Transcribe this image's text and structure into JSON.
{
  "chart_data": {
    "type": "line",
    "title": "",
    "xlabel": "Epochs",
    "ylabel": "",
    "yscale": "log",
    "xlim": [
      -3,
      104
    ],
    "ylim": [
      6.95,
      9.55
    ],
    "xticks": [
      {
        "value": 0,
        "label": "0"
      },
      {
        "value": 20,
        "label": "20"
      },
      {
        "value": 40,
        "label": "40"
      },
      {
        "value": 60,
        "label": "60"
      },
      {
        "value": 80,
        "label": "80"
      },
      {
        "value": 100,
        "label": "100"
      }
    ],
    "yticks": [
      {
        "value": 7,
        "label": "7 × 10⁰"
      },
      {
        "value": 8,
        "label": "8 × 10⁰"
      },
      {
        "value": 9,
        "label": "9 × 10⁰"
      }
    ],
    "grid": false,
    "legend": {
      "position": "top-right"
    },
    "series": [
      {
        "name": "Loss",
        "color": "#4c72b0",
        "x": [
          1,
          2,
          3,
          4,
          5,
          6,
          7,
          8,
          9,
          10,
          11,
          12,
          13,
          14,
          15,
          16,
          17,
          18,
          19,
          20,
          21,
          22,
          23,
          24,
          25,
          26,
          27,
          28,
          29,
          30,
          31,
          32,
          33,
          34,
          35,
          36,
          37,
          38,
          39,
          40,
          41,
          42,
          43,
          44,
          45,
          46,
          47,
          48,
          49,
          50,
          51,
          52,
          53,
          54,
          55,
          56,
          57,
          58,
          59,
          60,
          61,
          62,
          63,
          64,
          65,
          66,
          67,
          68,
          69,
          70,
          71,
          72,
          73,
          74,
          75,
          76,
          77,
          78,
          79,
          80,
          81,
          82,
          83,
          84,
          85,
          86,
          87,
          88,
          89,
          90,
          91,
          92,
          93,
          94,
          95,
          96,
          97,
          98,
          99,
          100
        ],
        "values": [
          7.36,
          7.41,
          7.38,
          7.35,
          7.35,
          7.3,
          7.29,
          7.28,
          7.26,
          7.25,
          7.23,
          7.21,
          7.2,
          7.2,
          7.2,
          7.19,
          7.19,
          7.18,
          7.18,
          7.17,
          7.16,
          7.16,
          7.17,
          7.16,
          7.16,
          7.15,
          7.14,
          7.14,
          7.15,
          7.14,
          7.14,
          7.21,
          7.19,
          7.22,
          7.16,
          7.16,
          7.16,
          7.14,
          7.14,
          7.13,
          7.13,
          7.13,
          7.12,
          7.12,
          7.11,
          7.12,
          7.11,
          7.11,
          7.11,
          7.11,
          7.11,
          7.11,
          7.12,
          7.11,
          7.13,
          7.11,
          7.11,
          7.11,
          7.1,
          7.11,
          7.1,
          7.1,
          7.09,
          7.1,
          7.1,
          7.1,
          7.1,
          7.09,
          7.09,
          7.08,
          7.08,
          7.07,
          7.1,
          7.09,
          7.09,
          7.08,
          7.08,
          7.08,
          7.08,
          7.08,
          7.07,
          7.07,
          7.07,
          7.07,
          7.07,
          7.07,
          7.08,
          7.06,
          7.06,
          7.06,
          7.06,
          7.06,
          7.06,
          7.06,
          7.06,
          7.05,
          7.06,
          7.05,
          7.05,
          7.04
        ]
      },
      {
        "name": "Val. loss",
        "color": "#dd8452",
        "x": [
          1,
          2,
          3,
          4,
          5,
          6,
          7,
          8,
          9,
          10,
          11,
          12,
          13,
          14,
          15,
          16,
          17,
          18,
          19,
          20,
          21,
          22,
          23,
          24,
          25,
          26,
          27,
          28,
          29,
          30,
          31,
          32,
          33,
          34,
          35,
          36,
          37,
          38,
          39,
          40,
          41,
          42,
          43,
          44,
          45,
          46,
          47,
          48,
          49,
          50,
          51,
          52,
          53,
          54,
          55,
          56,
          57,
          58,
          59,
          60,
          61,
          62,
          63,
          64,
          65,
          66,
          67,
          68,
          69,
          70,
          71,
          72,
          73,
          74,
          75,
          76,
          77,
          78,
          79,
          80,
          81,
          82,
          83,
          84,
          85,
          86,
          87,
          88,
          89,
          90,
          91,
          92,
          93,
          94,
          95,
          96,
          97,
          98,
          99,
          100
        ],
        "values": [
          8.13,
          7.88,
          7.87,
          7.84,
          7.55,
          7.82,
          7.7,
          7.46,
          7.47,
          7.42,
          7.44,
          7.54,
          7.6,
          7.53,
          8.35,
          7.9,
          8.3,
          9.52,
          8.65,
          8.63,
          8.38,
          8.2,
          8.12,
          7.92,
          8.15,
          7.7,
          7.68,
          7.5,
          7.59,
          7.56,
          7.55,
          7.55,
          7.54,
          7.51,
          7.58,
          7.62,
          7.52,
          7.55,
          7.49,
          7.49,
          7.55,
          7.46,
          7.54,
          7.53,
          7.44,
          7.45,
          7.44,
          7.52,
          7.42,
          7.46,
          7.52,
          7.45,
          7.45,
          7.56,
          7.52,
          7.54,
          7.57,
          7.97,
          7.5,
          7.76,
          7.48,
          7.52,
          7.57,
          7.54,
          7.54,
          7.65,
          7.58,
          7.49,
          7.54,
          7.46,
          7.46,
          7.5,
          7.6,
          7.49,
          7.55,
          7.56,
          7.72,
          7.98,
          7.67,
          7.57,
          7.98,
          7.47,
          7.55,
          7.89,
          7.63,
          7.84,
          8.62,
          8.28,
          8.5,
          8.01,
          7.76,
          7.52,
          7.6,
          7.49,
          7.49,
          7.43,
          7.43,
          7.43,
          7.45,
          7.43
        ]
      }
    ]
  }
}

****

Copy the entries above exactly, leaving none out.

Output below:
Transcribe this image's text and structure into JSON.
{
  "chart_data": {
    "type": "line",
    "title": "",
    "xlabel": "Epochs",
    "ylabel": "",
    "yscale": "log",
    "xlim": [
      -3,
      104
    ],
    "ylim": [
      6.95,
      9.55
    ],
    "xticks": [
      {
        "value": 0,
        "label": "0"
      },
      {
        "value": 20,
        "label": "20"
      },
      {
        "value": 40,
        "label": "40"
      },
      {
        "value": 60,
        "label": "60"
      },
      {
        "value": 80,
        "label": "80"
      },
      {
        "value": 100,
        "label": "100"
      }
    ],
    "yticks": [
      {
        "value": 7,
        "label": "7 × 10⁰"
      },
      {
        "value": 8,
        "label": "8 × 10⁰"
      },
      {
        "value": 9,
        "label": "9 × 10⁰"
      }
    ],
    "grid": false,
    "legend": {
      "position": "top-right"
    },
    "series": [
      {
        "name": "Loss",
        "color": "#4c72b0",
        "x": [
          1,
          2,
          3,
          4,
          5,
          6,
          7,
          8,
          9,
          10,
          11,
          12,
          13,
          14,
          15,
          16,
          17,
          18,
          19,
          20,
          21,
          22,
          23,
          24,
          25,
          26,
          27,
          28,
          29,
          30,
          31,
          32,
          33,
          34,
          35,
          36,
          37,
          38,
          39,
          40,
          41,
          42,
          43,
          44,
          45,
          46,
          47,
          48,
          49,
          50,
          51,
          52,
          53,
          54,
          55,
          56,
          57,
          58,
          59,
          60,
          61,
          62,
          63,
          64,
          65,
          66,
          67,
          68,
          69,
          70,
          71,
          72,
          73,
          74,
          75,
          76,
          77,
          78,
          79,
          80,
          81,
          82,
          83,
          84,
          85,
          86,
          87,
          88,
          89,
          90,
          91,
          92,
          93,
          94,
          95,
          96,
          97,
          98,
          99,
          100
        ],
        "values": [
          7.36,
          7.41,
          7.38,
          7.35,
          7.35,
          7.3,
          7.29,
          7.28,
          7.26,
          7.25,
          7.23,
          7.21,
          7.2,
          7.2,
          7.2,
          7.19,
          7.19,
          7.18,
          7.18,
          7.17,
          7.16,
          7.16,
          7.17,
          7.16,
          7.16,
          7.15,
          7.14,
          7.14,
          7.15,
          7.14,
          7.14,
          7.21,
          7.19,
          7.22,
          7.16,
          7.16,
          7.16,
          7.14,
          7.14,
          7.13,
          7.13,
          7.13,
          7.12,
          7.12,
          7.11,
          7.12,
          7.11,
          7.11,
          7.11,
          7.11,
          7.11,
          7.11,
          7.12,
          7.11,
          7.13,
          7.11,
          7.11,
          7.11,
          7.1,
          7.11,
          7.1,
          7.1,
          7.09,
          7.1,
          7.1,
          7.1,
          7.1,
          7.09,
          7.09,
          7.08,
          7.08,
          7.07,
          7.1,
          7.09,
          7.09,
          7.08,
          7.08,
          7.08,
          7.08,
          7.08,
          7.07,
          7.07,
          7.07,
          7.07,
          7.07,
          7.07,
          7.08,
          7.06,
          7.06,
          7.06,
          7.06,
          7.06,
          7.06,
          7.06,
          7.06,
          7.05,
          7.06,
          7.05,
          7.05,
          7.04
        ]
      },
      {
        "name": "Val. loss",
        "color": "#dd8452",
        "x": [
          1,
          2,
          3,
          4,
          5,
          6,
          7,
          8,
          9,
          10,
          11,
          12,
          13,
          14,
          15,
          16,
          17,
          18,
          19,
          20,
          21,
          22,
          23,
          24,
          25,
          26,
          27,
          28,
          29,
          30,
          31,
          32,
          33,
          34,
          35,
          36,
          37,
          38,
          39,
          40,
          41,
          42,
          43,
          44,
          45,
          46,
          47,
          48,
          49,
          50,
          51,
          52,
          53,
          54,
          55,
          56,
          57,
          58,
          59,
          60,
          61,
          62,
          63,
          64,
          65,
          66,
          67,
          68,
          69,
          70,
          71,
          72,
          73,
          74,
          75,
          76,
          77,
          78,
          79,
          80,
          81,
          82,
          83,
          84,
          85,
          86,
          87,
          88,
          89,
          90,
          91,
          92,
          93,
          94,
          95,
          96,
          97,
          98,
          99,
          100
        ],
        "values": [
          8.13,
          7.88,
          7.87,
          7.84,
          7.55,
          7.82,
          7.7,
          7.46,
          7.47,
          7.42,
          7.44,
          7.54,
          7.6,
          7.53,
          8.35,
          7.9,
          8.3,
          9.52,
          8.65,
          8.63,
          8.38,
          8.2,
          8.12,
          7.92,
          8.15,
          7.7,
          7.68,
          7.5,
          7.59,
          7.56,
          7.55,
          7.55,
          7.54,
          7.51,
          7.58,
          7.62,
          7.52,
          7.55,
          7.49,
          7.49,
          7.55,
          7.46,
          7.54,
          7.53,
          7.44,
          7.45,
          7.44,
          7.52,
          7.42,
          7.46,
          7.52,
          7.45,
          7.45,
          7.56,
          7.52,
          7.54,
          7.57,
          7.97,
          7.5,
          7.76,
          7.48,
          7.52,
          7.57,
          7.54,
          7.54,
          7.65,
          7.58,
          7.49,
          7.54,
          7.46,
          7.46,
          7.5,
          7.6,
          7.49,
          7.55,
          7.56,
          7.72,
          7.98,
          7.67,
          7.57,
          7.98,
          7.47,
          7.55,
          7.89,
          7.63,
          7.84,
          8.62,
          8.28,
          8.5,
          8.01,
          7.76,
          7.52,
          7.6,
          7.49,
          7.49,
          7.43,
          7.43,
          7.43,
          7.45,
          7.43
        ]
      }
    ]
  }
}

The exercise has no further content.